[Begin Data for this exercise]

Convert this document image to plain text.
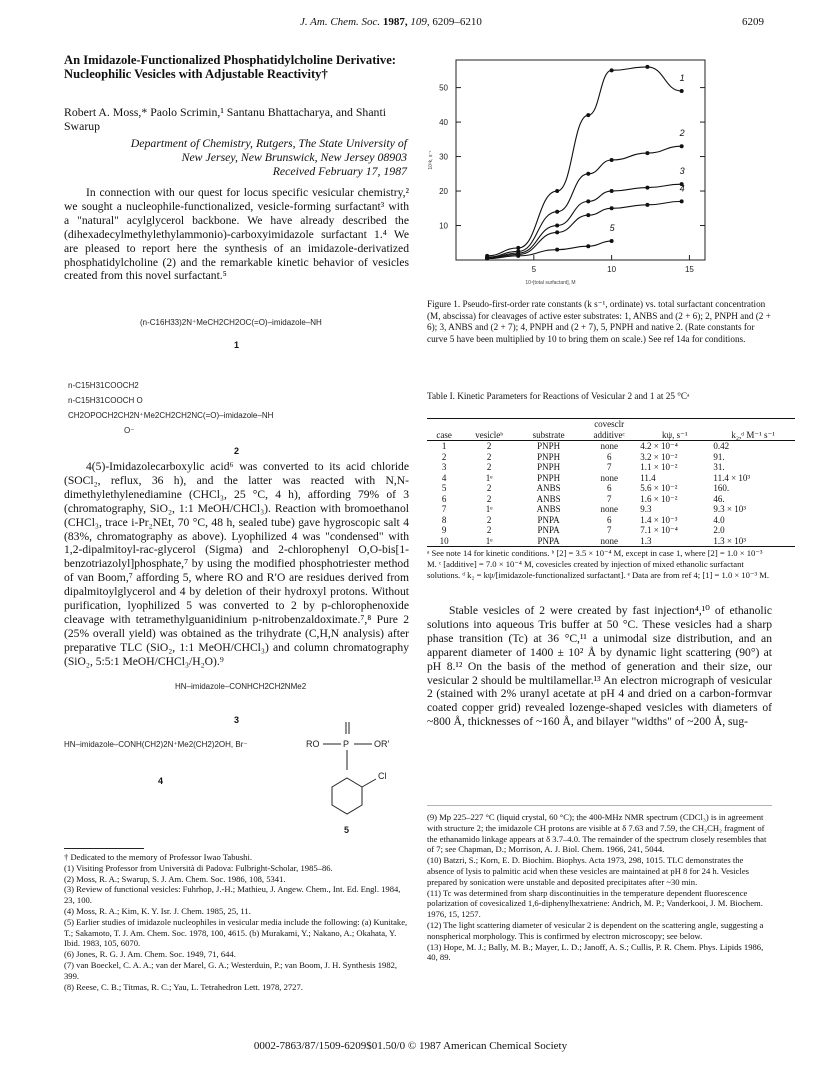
J. Am. Chem. Soc. 1987, 109, 6209–6210	6209
An Imidazole-Functionalized Phosphatidylcholine Derivative: Nucleophilic Vesicles with Adjustable Reactivity†
Robert A. Moss,* Paolo Scrimin,¹ Santanu Bhattacharya, and Shanti Swarup
Department of Chemistry, Rutgers, The State University of
New Jersey, New Brunswick, New Jersey 08903
Received February 17, 1987
In connection with our quest for locus specific vesicular chemistry,² we sought a nucleophile-functionalized, vesicle-forming surfactant³ with a "natural" acylglycerol backbone. We have already described the (dihexadecylmethylethylammonio)-carboxyimidazole surfactant 1.⁴ We are pleased to report here the synthesis of an imidazole-derivatized phosphatidylcholine (2) and the remarkable kinetic behavior of vesicles created from this novel surfactant.⁵
(n-C16H33)2N⁺MeCH2CH2OC(=O)–imidazole–NH
1
n-C15H31COOCH2
n-C15H31COOCH O
CH2OPOCH2CH2N⁺Me2CH2CH2NC(=O)–imidazole–NH
O⁻
2
4(5)-Imidazolecarboxylic acid⁶ was converted to its acid chloride (SOCl₂, reflux, 36 h), and the latter was reacted with N,N-dimethylethylenediamine (CHCl₃, 25 °C, 4 h), affording 79% of 3 (chromatography, SiO₂, 1:1 MeOH/CHCl₃). Reaction with bromoethanol (CHCl₃, trace i-Pr₂NEt, 70 °C, 48 h, sealed tube) gave hygroscopic salt 4 (83%, chromatography as above). Lyophilized 4 was "condensed" with 1,2-dipalmitoyl-rac-glycerol (Sigma) and 2-chlorophenyl O,O-bis[1-benzotriazolyl]phosphate,⁷ by using the modified phosphotriester method of van Boom,⁷ affording 5, where RO and R′O are residues derived from dipalmitoylglycerol and 4 by deletion of their hydroxyl protons. Without purification, lyophilized 5 was converted to 2 by p-chlorophenoxide cleavage with tetramethylguanidinium p-nitrobenzaldoximate.⁷,⁸ Pure 2 (25% overall yield) was obtained as the trihydrate (C,H,N analysis) after preparative TLC (SiO₂, 1:1 MeOH/CHCl₃) and column chromatography (SiO₂, 5:5:1 MeOH/CHCl₃/H₂O).⁹
HN–imidazole–CONHCH2CH2NMe2
3
HN–imidazole–CONH(CH2)2N⁺Me2(CH2)2OH, Br⁻
4
RO	P	OR′
Cl
5

† Dedicated to the memory of Professor Iwao Tabushi.

(1) Visiting Professor from Università di Padova: Fulbright-Scholar, 1985–86.

(2) Moss, R. A.; Swarup, S. J. Am. Chem. Soc. 1986, 108, 5341.

(3) Review of functional vesicles: Fuhrhop, J.-H.; Mathieu, J. Angew. Chem., Int. Ed. Engl. 1984, 23, 100.

(4) Moss, R. A.; Kim, K. Y. Isr. J. Chem. 1985, 25, 11.

(5) Earlier studies of imidazole nucleophiles in vesicular media include the following: (a) Kunitake, T.; Sakamoto, T. J. Am. Chem. Soc. 1978, 100, 4615. (b) Murakami, Y.; Nakano, A.; Okahata, Y. Ibid. 1983, 105, 6070.

(6) Jones, R. G. J. Am. Chem. Soc. 1949, 71, 644.

(7) van Boeckel, C. A. A.; van der Marel, G. A.; Westerduin, P.; van Boom, J. H. Synthesis 1982, 399.

(8) Reese, C. B.; Titmas, R. C.; Yau, L. Tetrahedron Lett. 1978, 2727.

5	10	15
10
20
30
40
50
10⁴[total surfactant], M
10³k, s⁻¹
1
2
3
4
5
Figure 1. Pseudo-first-order rate constants (k s⁻¹, ordinate) vs. total surfactant concentration (M, abscissa) for cleavages of active ester substrates: 1, ANBS and (2 + 6); 2, PNPH and (2 + 6); 3, ANBS and (2 + 7); 4, PNPH and (2 + 7), 5, PNPH and native 2. (Rate constants for curve 5 have been multiplied by 10 to bring them on scale.) See ref 14a for conditions.
Table I. Kinetic Parameters for Reactions of Vesicular 2 and 1 at 25 °Cᵃ
case	vesicleᵇ	substrate	covesclr additiveᶜ	kψ, s⁻¹	k₂,ᵈ M⁻¹ s⁻¹
1	2	PNPH	none	4.2 × 10⁻⁴	0.42
2	2	PNPH	6	3.2 × 10⁻²	91.
3	2	PNPH	7	1.1 × 10⁻²	31.
4	1ᵉ	PNPH	none	11.4	11.4 × 10³
5	2	ANBS	6	5.6 × 10⁻²	160.
6	2	ANBS	7	1.6 × 10⁻²	46.
7	1ᵉ	ANBS	none	9.3	9.3 × 10³
8	2	PNPA	6	1.4 × 10⁻³	4.0
9	2	PNPA	7	7.1 × 10⁻⁴	2.0
10	1ᵉ	PNPA	none	1.3	1.3 × 10³
ᵃ See note 14 for kinetic conditions. ᵇ [2] = 3.5 × 10⁻⁴ M, except in case 1, where [2] = 1.0 × 10⁻³ M. ᶜ [additive] = 7.0 × 10⁻⁴ M, covesicles created by injection of mixed ethanolic surfactant solutions. ᵈ k₂ = kψ/[imidazole-functionalized surfactant]. ᵉ Data are from ref 4; [1] = 1.0 × 10⁻³ M.
Stable vesicles of 2 were created by fast injection⁴,¹⁰ of ethanolic solutions into aqueous Tris buffer at 50 °C. These vesicles had a sharp phase transition (Tc) at 36 °C,¹¹ a unimodal size distribution, and an apparent diameter of 1400 ± 10² Å by dynamic light scattering (90°) at pH 8.¹² On the basis of the method of generation and their size, our vesicular 2 should be multilamellar.¹³ An electron micrograph of vesicular 2 (stained with 2% uranyl acetate at pH 4 and dried on a carbon-formvar coated copper grid) revealed lozenge-shaped vesicles with diameters of ~800 Å, thicknesses of ~160 Å, and bilayer "widths" of ~200 Å, sug-

(9) Mp 225–227 °C (liquid crystal, 60 °C); the 400-MHz NMR spectrum (CDCl₃) is in agreement with structure 2; the imidazole CH protons are visible at δ 7.63 and 7.59, the CH₂CH₂ fragment of the ethanamido linkage appears at δ 3.7–4.0. The remainder of the spectrum closely resembles that of 7; see Chapman, D.; Morrison, A. J. Biol. Chem. 1966, 241, 5044.

(10) Batzri, S.; Korn, E. D. Biochim. Biophys. Acta 1973, 298, 1015. TLC demonstrates the absence of lysis to palmitic acid when these vesicles are maintained at pH 8 for 24 h. Vesicles prepared by sonication were unstable and deposited precipitates after ~30 min.

(11) Tc was determined from sharp discontinuities in the temperature dependent fluorescence polarization of covesicalized 1,6-diphenylhexatriene: Andrich, M. P.; Vanderkooi, J. M. Biochem. 1976, 15, 1257.

(12) The light scattering diameter of vesicular 2 is dependent on the scattering angle, suggesting a nonspherical morphology. This is confirmed by electron microscopy; see below.

(13) Hope, M. J.; Bally, M. B.; Mayer, L. D.; Janoff, A. S.; Cullis, P. R. Chem. Phys. Lipids 1986, 40, 89.

0002-7863/87/1509-6209$01.50/0 © 1987 American Chemical Society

[End Data for this exercise]

Transcribe the listing above verbatim. Omit the pictures.

# Exercise solution:
Convert this document image to plain text.
J. Am. Chem. Soc. 1987, 109, 6209–6210	6209
An Imidazole-Functionalized Phosphatidylcholine Derivative: Nucleophilic Vesicles with Adjustable Reactivity†
Robert A. Moss,* Paolo Scrimin,¹ Santanu Bhattacharya, and Shanti Swarup
Department of Chemistry, Rutgers, The State University of
New Jersey, New Brunswick, New Jersey 08903
Received February 17, 1987
In connection with our quest for locus specific vesicular chemistry,² we sought a nucleophile-functionalized, vesicle-forming surfactant³ with a "natural" acylglycerol backbone. We have already described the (dihexadecylmethylethylammonio)-carboxyimidazole surfactant 1.⁴ We are pleased to report here the synthesis of an imidazole-derivatized phosphatidylcholine (2) and the remarkable kinetic behavior of vesicles created from this novel surfactant.⁵
(n-C16H33)2N⁺MeCH2CH2OC(=O)–imidazole–NH
1
n-C15H31COOCH2
n-C15H31COOCH O
CH2OPOCH2CH2N⁺Me2CH2CH2NC(=O)–imidazole–NH
O⁻
2
4(5)-Imidazolecarboxylic acid⁶ was converted to its acid chloride (SOCl₂, reflux, 36 h), and the latter was reacted with N,N-dimethylethylenediamine (CHCl₃, 25 °C, 4 h), affording 79% of 3 (chromatography, SiO₂, 1:1 MeOH/CHCl₃). Reaction with bromoethanol (CHCl₃, trace i-Pr₂NEt, 70 °C, 48 h, sealed tube) gave hygroscopic salt 4 (83%, chromatography as above). Lyophilized 4 was "condensed" with 1,2-dipalmitoyl-rac-glycerol (Sigma) and 2-chlorophenyl O,O-bis[1-benzotriazolyl]phosphate,⁷ by using the modified phosphotriester method of van Boom,⁷ affording 5, where RO and R′O are residues derived from dipalmitoylglycerol and 4 by deletion of their hydroxyl protons. Without purification, lyophilized 5 was converted to 2 by p-chlorophenoxide cleavage with tetramethylguanidinium p-nitrobenzaldoximate.⁷,⁸ Pure 2 (25% overall yield) was obtained as the trihydrate (C,H,N analysis) after preparative TLC (SiO₂, 1:1 MeOH/CHCl₃) and column chromatography (SiO₂, 5:5:1 MeOH/CHCl₃/H₂O).⁹
HN–imidazole–CONHCH2CH2NMe2
3
HN–imidazole–CONH(CH2)2N⁺Me2(CH2)2OH, Br⁻
4
RO	P	OR′
Cl
5

† Dedicated to the memory of Professor Iwao Tabushi.

(1) Visiting Professor from Università di Padova: Fulbright-Scholar, 1985–86.

(2) Moss, R. A.; Swarup, S. J. Am. Chem. Soc. 1986, 108, 5341.

(3) Review of functional vesicles: Fuhrhop, J.-H.; Mathieu, J. Angew. Chem., Int. Ed. Engl. 1984, 23, 100.

(4) Moss, R. A.; Kim, K. Y. Isr. J. Chem. 1985, 25, 11.

(5) Earlier studies of imidazole nucleophiles in vesicular media include the following: (a) Kunitake, T.; Sakamoto, T. J. Am. Chem. Soc. 1978, 100, 4615. (b) Murakami, Y.; Nakano, A.; Okahata, Y. Ibid. 1983, 105, 6070.

(6) Jones, R. G. J. Am. Chem. Soc. 1949, 71, 644.

(7) van Boeckel, C. A. A.; van der Marel, G. A.; Westerduin, P.; van Boom, J. H. Synthesis 1982, 399.

(8) Reese, C. B.; Titmas, R. C.; Yau, L. Tetrahedron Lett. 1978, 2727.

5	10	15
10
20
30
40
50
10⁴[total surfactant], M
10³k, s⁻¹
1
2
3
4
5
Figure 1. Pseudo-first-order rate constants (k s⁻¹, ordinate) vs. total surfactant concentration (M, abscissa) for cleavages of active ester substrates: 1, ANBS and (2 + 6); 2, PNPH and (2 + 6); 3, ANBS and (2 + 7); 4, PNPH and (2 + 7), 5, PNPH and native 2. (Rate constants for curve 5 have been multiplied by 10 to bring them on scale.) See ref 14a for conditions.
Table I. Kinetic Parameters for Reactions of Vesicular 2 and 1 at 25 °Cᵃ
case	vesicleᵇ	substrate	covesclr additiveᶜ	kψ, s⁻¹	k₂,ᵈ M⁻¹ s⁻¹
1	2	PNPH	none	4.2 × 10⁻⁴	0.42
2	2	PNPH	6	3.2 × 10⁻²	91.
3	2	PNPH	7	1.1 × 10⁻²	31.
4	1ᵉ	PNPH	none	11.4	11.4 × 10³
5	2	ANBS	6	5.6 × 10⁻²	160.
6	2	ANBS	7	1.6 × 10⁻²	46.
7	1ᵉ	ANBS	none	9.3	9.3 × 10³
8	2	PNPA	6	1.4 × 10⁻³	4.0
9	2	PNPA	7	7.1 × 10⁻⁴	2.0
10	1ᵉ	PNPA	none	1.3	1.3 × 10³
ᵃ See note 14 for kinetic conditions. ᵇ [2] = 3.5 × 10⁻⁴ M, except in case 1, where [2] = 1.0 × 10⁻³ M. ᶜ [additive] = 7.0 × 10⁻⁴ M, covesicles created by injection of mixed ethanolic surfactant solutions. ᵈ k₂ = kψ/[imidazole-functionalized surfactant]. ᵉ Data are from ref 4; [1] = 1.0 × 10⁻³ M.
Stable vesicles of 2 were created by fast injection⁴,¹⁰ of ethanolic solutions into aqueous Tris buffer at 50 °C. These vesicles had a sharp phase transition (Tc) at 36 °C,¹¹ a unimodal size distribution, and an apparent diameter of 1400 ± 10² Å by dynamic light scattering (90°) at pH 8.¹² On the basis of the method of generation and their size, our vesicular 2 should be multilamellar.¹³ An electron micrograph of vesicular 2 (stained with 2% uranyl acetate at pH 4 and dried on a carbon-formvar coated copper grid) revealed lozenge-shaped vesicles with diameters of ~800 Å, thicknesses of ~160 Å, and bilayer "widths" of ~200 Å, sug-

(9) Mp 225–227 °C (liquid crystal, 60 °C); the 400-MHz NMR spectrum (CDCl₃) is in agreement with structure 2; the imidazole CH protons are visible at δ 7.63 and 7.59, the CH₂CH₂ fragment of the ethanamido linkage appears at δ 3.7–4.0. The remainder of the spectrum closely resembles that of 7; see Chapman, D.; Morrison, A. J. Biol. Chem. 1966, 241, 5044.

(10) Batzri, S.; Korn, E. D. Biochim. Biophys. Acta 1973, 298, 1015. TLC demonstrates the absence of lysis to palmitic acid when these vesicles are maintained at pH 8 for 24 h. Vesicles prepared by sonication were unstable and deposited precipitates after ~30 min.

(11) Tc was determined from sharp discontinuities in the temperature dependent fluorescence polarization of covesicalized 1,6-diphenylhexatriene: Andrich, M. P.; Vanderkooi, J. M. Biochem. 1976, 15, 1257.

(12) The light scattering diameter of vesicular 2 is dependent on the scattering angle, suggesting a nonspherical morphology. This is confirmed by electron microscopy; see below.

(13) Hope, M. J.; Bally, M. B.; Mayer, L. D.; Janoff, A. S.; Cullis, P. R. Chem. Phys. Lipids 1986, 40, 89.

0002-7863/87/1509-6209$01.50/0 © 1987 American Chemical Society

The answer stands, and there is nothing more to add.